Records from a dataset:
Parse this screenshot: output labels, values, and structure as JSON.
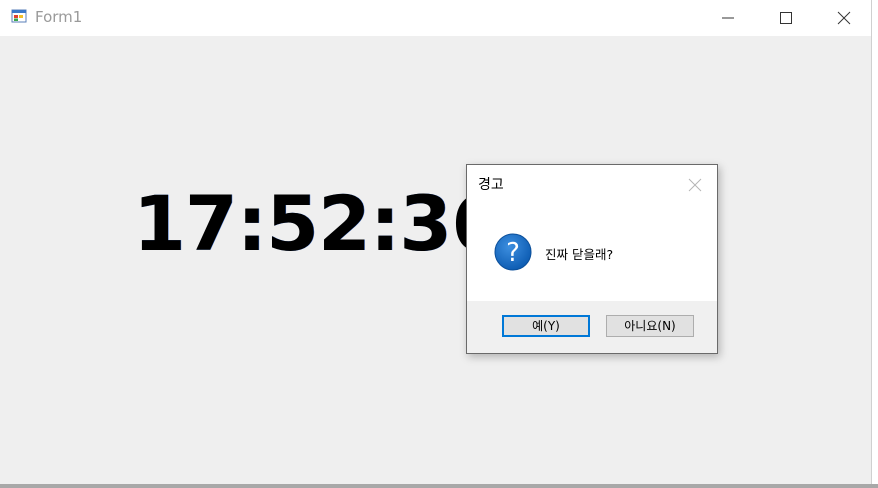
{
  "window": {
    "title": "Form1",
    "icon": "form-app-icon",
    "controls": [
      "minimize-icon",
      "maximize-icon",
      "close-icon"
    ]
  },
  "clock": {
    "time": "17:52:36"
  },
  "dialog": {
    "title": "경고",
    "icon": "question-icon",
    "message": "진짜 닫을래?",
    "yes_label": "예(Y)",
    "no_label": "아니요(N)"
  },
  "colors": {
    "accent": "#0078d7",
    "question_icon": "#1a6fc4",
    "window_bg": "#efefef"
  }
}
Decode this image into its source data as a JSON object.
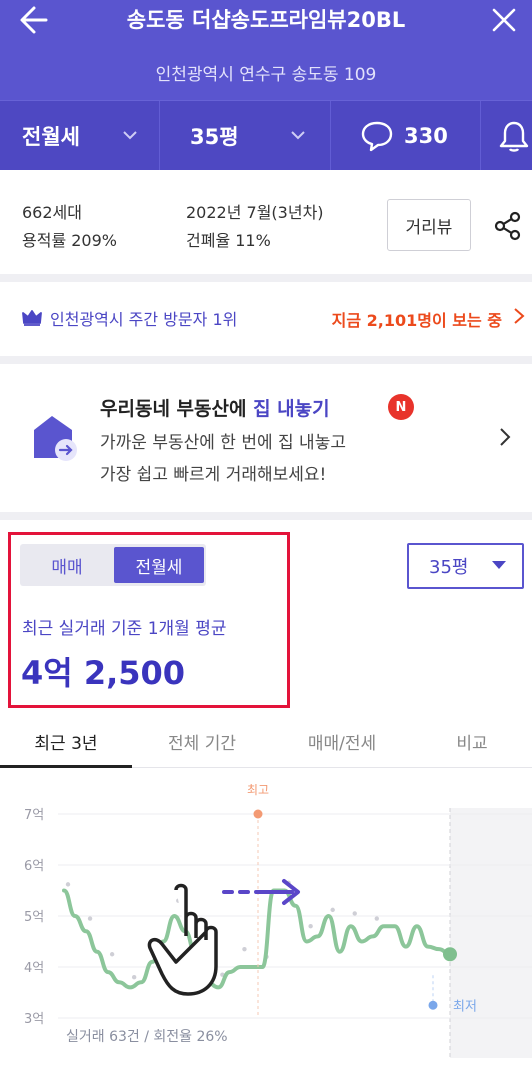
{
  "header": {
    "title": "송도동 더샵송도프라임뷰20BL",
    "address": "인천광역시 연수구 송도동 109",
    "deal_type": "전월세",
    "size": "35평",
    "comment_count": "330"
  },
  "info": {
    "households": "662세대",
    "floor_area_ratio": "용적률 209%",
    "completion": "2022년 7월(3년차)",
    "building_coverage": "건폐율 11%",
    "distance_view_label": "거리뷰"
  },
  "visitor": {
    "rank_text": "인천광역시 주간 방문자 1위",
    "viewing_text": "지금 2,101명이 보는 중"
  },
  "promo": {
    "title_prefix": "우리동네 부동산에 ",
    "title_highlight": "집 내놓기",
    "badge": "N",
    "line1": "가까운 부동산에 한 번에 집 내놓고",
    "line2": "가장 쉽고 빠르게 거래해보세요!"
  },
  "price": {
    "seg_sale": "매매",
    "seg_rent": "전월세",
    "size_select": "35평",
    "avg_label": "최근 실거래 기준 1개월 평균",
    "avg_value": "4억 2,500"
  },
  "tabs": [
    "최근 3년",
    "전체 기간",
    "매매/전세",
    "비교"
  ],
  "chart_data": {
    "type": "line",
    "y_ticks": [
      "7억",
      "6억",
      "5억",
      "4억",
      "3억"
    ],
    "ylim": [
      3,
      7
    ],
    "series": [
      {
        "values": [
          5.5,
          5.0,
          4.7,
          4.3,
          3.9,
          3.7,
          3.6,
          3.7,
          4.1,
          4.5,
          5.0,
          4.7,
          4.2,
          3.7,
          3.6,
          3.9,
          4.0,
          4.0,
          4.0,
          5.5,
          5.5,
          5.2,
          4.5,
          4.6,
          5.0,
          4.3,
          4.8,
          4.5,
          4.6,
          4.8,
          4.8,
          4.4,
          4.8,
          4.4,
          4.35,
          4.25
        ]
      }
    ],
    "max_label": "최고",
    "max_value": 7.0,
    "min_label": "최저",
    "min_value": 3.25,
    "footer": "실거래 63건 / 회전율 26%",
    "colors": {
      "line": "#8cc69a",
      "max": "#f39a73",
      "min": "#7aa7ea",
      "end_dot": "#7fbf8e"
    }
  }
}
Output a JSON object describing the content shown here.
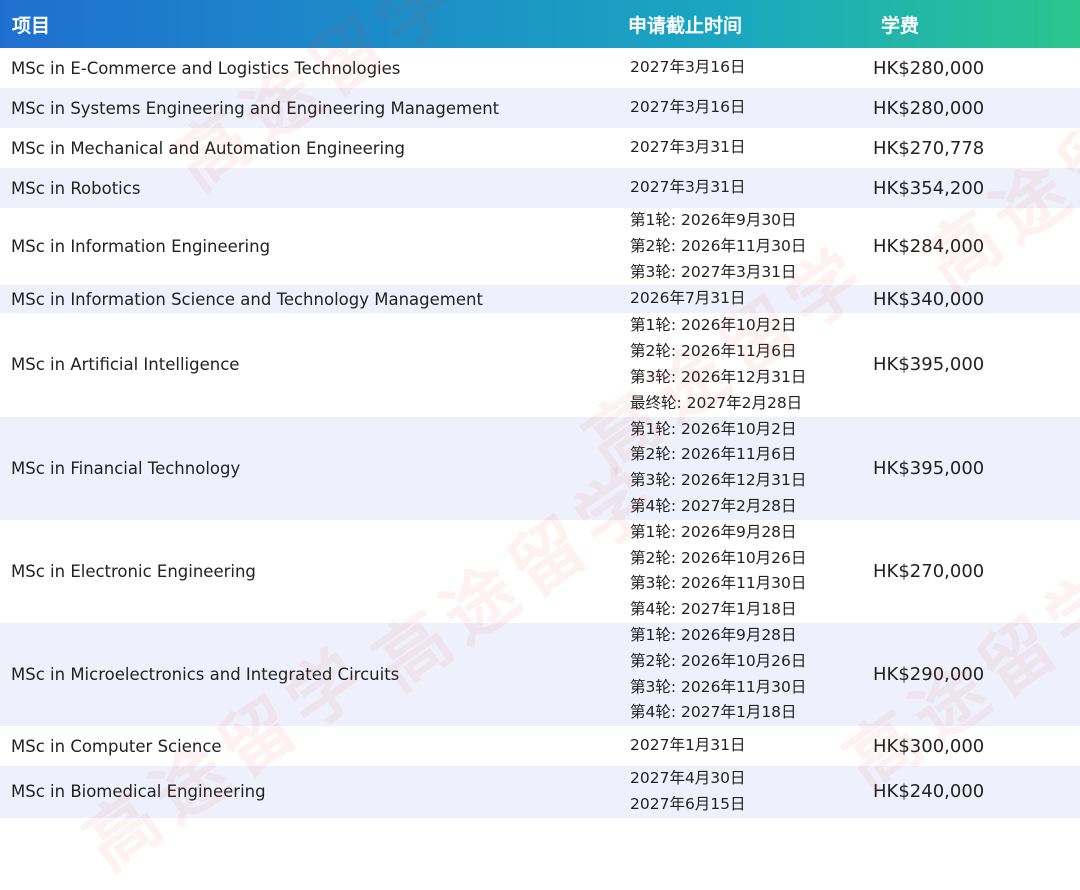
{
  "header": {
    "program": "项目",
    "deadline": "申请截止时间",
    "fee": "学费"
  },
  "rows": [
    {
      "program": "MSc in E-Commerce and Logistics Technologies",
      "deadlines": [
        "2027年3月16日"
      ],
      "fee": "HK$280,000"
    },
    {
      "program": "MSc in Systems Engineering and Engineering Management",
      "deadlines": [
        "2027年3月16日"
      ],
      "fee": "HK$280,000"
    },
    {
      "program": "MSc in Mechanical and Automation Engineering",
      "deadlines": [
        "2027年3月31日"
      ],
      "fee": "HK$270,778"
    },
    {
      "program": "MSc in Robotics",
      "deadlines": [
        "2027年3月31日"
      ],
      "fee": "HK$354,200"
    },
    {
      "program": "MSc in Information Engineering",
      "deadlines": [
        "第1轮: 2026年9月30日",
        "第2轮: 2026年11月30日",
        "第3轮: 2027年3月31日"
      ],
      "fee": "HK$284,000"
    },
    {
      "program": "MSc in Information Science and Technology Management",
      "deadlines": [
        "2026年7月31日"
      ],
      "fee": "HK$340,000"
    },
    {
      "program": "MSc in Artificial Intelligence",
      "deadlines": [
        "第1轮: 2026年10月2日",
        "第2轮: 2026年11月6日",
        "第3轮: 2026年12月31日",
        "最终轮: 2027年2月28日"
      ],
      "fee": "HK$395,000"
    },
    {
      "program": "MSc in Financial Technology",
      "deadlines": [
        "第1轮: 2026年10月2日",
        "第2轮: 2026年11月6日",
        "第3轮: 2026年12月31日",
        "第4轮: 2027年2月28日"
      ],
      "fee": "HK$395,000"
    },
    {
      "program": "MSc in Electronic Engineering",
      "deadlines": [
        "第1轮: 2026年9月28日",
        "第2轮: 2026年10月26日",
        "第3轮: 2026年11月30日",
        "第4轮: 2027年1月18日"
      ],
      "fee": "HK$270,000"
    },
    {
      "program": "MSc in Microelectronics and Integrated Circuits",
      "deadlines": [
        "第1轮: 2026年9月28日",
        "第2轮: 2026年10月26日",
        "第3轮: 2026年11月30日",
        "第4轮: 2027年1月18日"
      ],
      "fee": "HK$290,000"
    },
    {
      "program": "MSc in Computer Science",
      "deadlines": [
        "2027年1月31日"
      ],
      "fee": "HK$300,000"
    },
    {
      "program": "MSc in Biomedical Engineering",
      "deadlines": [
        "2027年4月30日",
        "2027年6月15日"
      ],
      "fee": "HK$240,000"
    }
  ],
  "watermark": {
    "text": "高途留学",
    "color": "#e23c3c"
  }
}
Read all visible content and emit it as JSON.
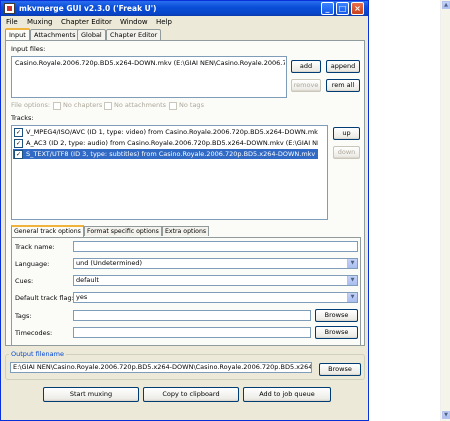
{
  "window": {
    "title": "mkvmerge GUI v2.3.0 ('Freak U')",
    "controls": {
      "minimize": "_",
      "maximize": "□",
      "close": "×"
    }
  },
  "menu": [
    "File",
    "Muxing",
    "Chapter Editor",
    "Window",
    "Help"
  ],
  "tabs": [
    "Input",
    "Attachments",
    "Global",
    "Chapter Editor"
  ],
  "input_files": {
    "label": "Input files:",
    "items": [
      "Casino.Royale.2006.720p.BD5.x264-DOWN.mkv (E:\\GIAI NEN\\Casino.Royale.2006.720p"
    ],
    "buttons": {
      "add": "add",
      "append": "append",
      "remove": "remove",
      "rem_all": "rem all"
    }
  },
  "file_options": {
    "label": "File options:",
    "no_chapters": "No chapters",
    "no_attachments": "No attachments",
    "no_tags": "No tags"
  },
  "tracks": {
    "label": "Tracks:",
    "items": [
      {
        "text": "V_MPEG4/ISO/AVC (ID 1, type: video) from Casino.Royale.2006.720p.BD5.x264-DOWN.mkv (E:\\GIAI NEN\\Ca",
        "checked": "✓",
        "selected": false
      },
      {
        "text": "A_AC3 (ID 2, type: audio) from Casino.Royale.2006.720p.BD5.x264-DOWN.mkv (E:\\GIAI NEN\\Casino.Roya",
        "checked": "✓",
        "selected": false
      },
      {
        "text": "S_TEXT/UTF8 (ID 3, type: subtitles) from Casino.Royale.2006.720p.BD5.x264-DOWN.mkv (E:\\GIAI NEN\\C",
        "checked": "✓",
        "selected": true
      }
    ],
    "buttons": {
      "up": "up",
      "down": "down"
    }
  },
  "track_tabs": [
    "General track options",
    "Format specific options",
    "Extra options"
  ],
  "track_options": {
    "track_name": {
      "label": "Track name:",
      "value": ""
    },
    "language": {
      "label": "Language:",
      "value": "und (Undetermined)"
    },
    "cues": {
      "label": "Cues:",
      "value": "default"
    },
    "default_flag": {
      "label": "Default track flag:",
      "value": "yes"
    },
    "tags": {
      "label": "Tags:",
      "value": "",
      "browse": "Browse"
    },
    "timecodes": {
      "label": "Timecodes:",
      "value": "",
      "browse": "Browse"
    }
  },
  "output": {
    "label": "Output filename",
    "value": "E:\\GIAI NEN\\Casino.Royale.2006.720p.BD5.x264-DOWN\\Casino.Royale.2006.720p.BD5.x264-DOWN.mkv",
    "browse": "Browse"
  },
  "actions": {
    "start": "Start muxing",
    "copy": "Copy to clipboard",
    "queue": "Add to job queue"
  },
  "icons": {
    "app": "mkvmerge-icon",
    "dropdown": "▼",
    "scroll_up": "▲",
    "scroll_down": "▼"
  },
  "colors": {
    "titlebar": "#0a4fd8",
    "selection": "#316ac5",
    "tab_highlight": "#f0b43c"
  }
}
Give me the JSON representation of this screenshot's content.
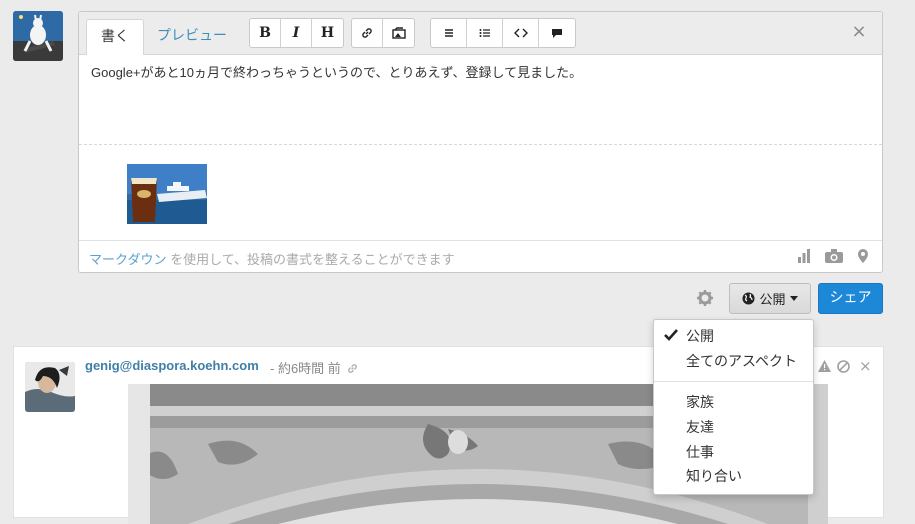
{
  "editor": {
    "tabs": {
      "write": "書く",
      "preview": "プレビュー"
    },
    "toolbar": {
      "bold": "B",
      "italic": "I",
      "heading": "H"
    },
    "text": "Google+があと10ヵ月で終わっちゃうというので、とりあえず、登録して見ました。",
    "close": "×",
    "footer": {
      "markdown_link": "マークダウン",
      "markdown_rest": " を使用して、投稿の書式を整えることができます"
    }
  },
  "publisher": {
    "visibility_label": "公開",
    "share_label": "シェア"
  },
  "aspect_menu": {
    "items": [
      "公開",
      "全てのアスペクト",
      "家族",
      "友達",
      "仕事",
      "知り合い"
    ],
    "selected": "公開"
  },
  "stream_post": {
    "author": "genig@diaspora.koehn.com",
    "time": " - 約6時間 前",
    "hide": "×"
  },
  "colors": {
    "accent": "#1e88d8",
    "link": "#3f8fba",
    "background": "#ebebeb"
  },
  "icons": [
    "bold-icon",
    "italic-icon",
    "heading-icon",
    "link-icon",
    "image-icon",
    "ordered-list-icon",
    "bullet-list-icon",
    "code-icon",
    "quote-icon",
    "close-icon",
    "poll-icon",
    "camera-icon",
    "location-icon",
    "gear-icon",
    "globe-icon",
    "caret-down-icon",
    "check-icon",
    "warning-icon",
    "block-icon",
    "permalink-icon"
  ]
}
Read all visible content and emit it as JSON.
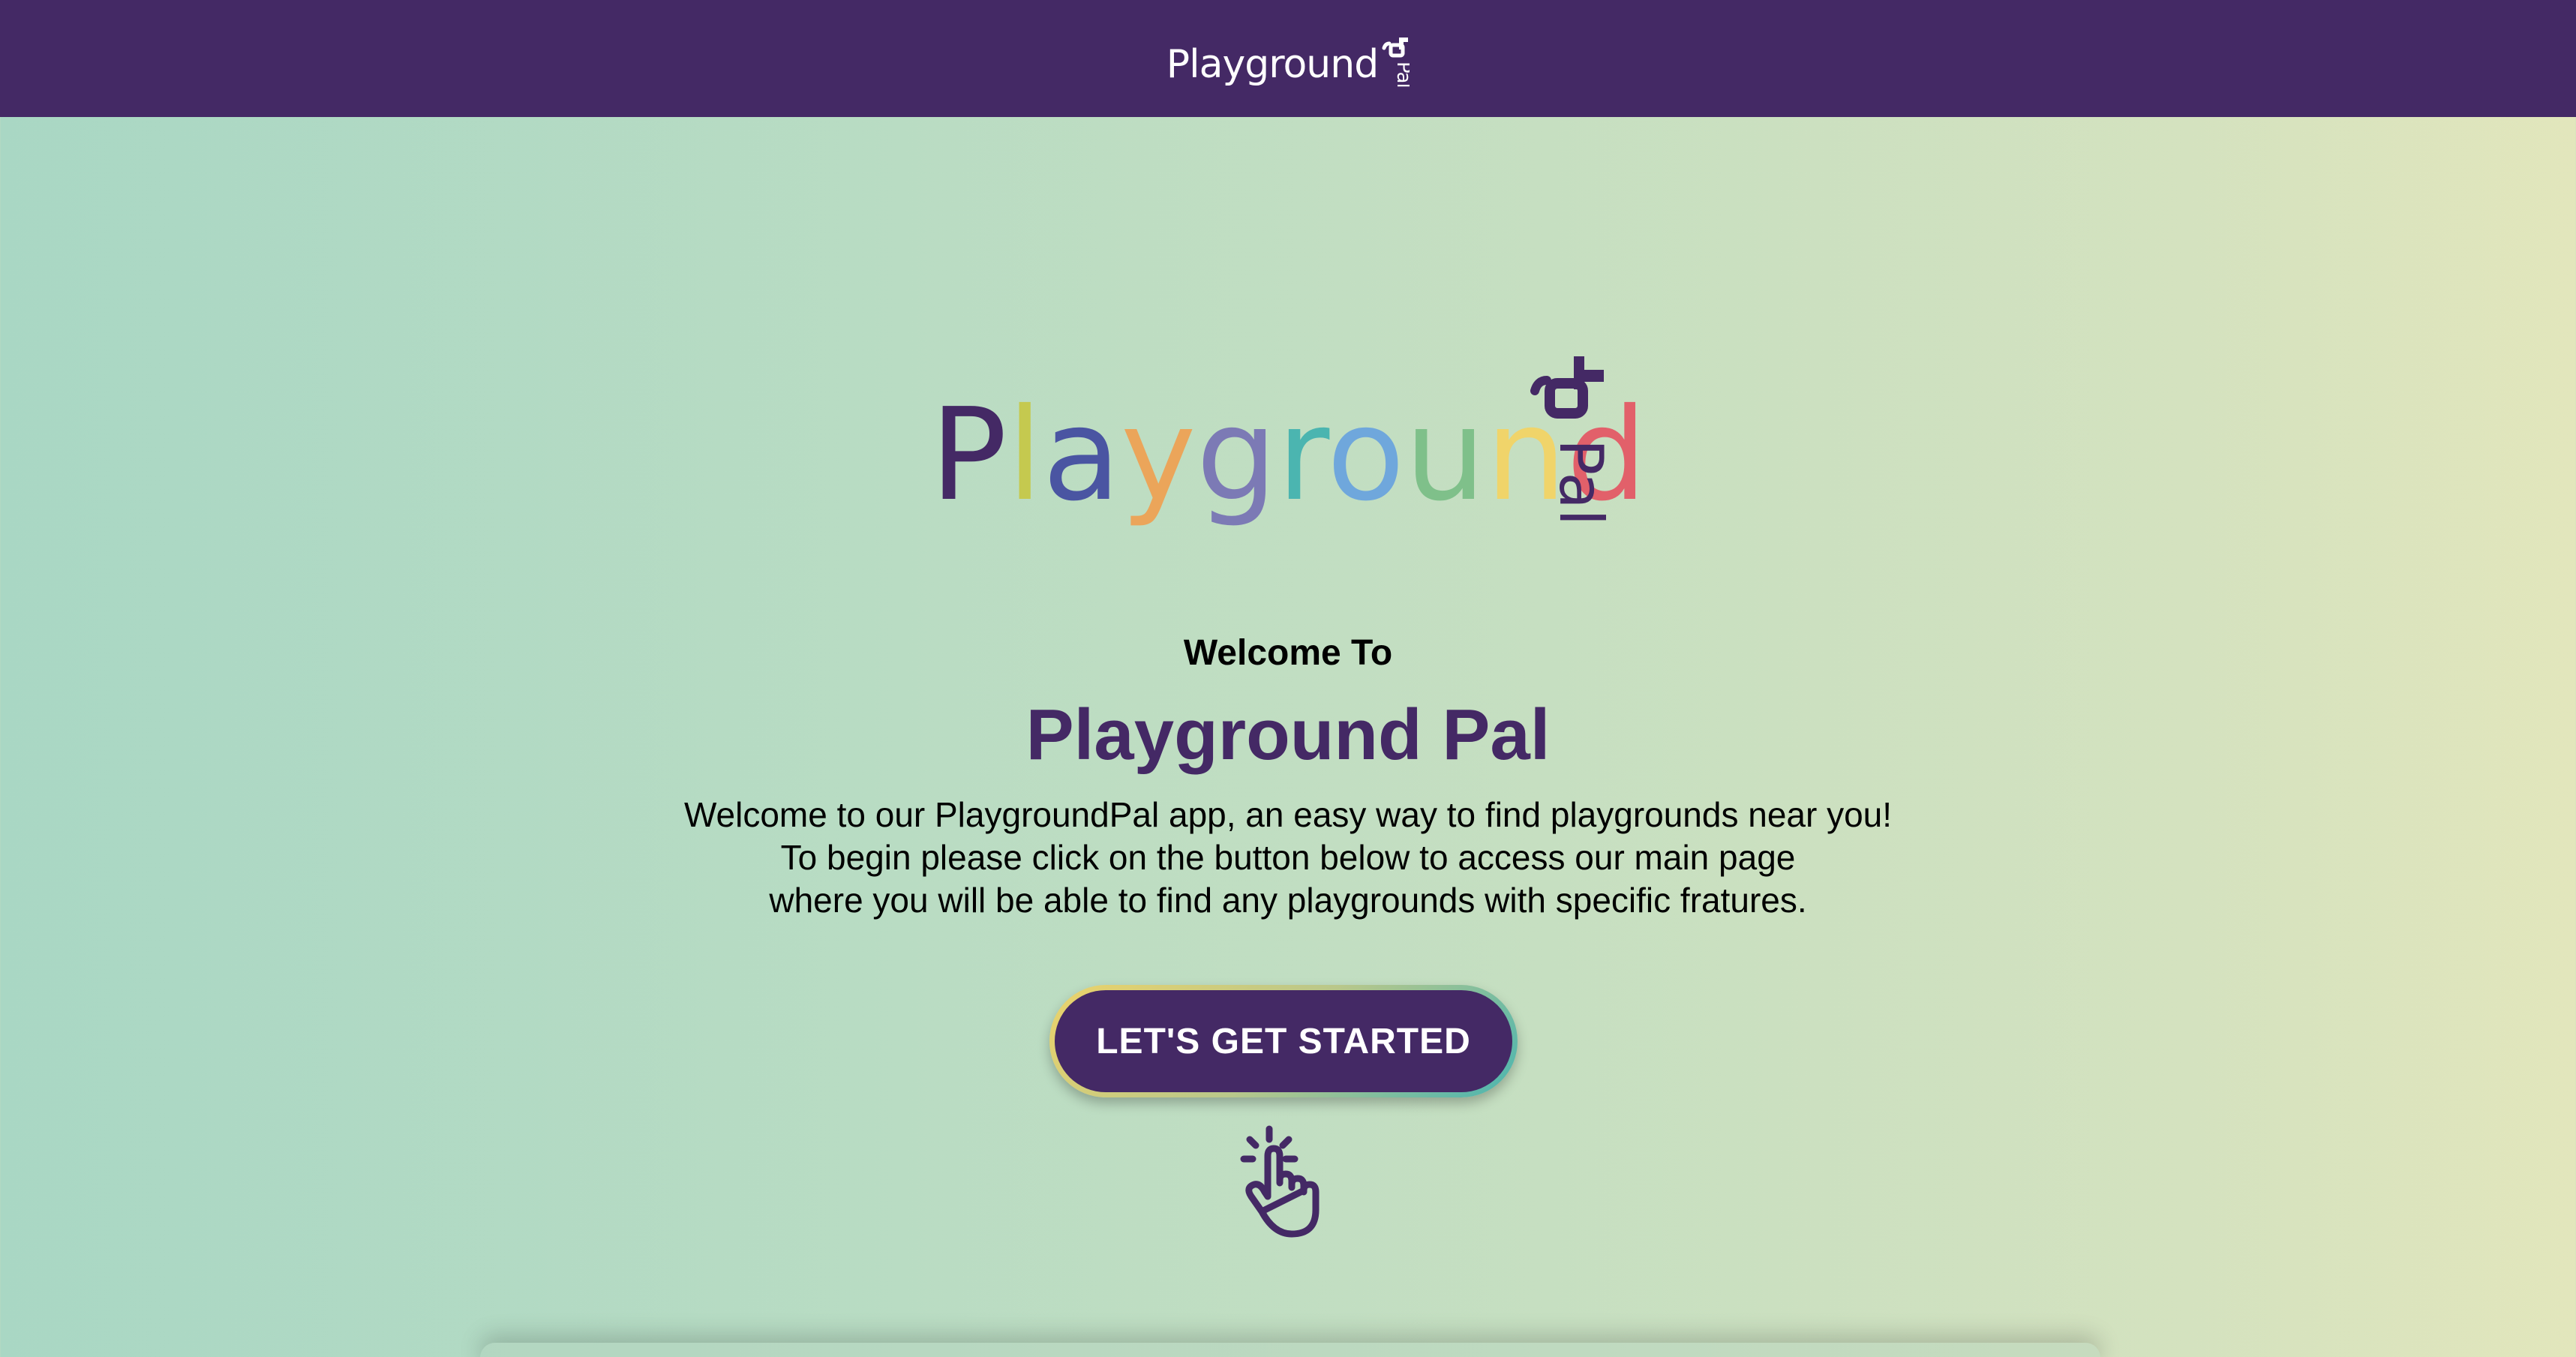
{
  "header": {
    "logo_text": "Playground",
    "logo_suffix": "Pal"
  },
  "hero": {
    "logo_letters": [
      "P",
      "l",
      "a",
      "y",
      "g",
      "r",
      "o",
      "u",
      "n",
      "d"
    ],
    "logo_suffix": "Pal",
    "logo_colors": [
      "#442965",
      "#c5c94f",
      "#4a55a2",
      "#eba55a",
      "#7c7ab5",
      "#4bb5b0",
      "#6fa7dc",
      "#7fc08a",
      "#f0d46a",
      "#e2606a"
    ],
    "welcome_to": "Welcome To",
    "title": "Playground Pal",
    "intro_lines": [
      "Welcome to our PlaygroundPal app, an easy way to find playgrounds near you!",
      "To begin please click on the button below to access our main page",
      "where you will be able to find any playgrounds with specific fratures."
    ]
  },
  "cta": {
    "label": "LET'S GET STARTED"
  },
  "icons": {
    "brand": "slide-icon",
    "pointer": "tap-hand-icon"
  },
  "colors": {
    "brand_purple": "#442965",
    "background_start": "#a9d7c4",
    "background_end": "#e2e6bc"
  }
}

(TO BE DONE):
From the listing above, copy out each line where the word "Science" appears.

(TASK SOLUTION):
      "program": "MSc in Information Science and Technology Management",
      "program": "MSc in Computer Science",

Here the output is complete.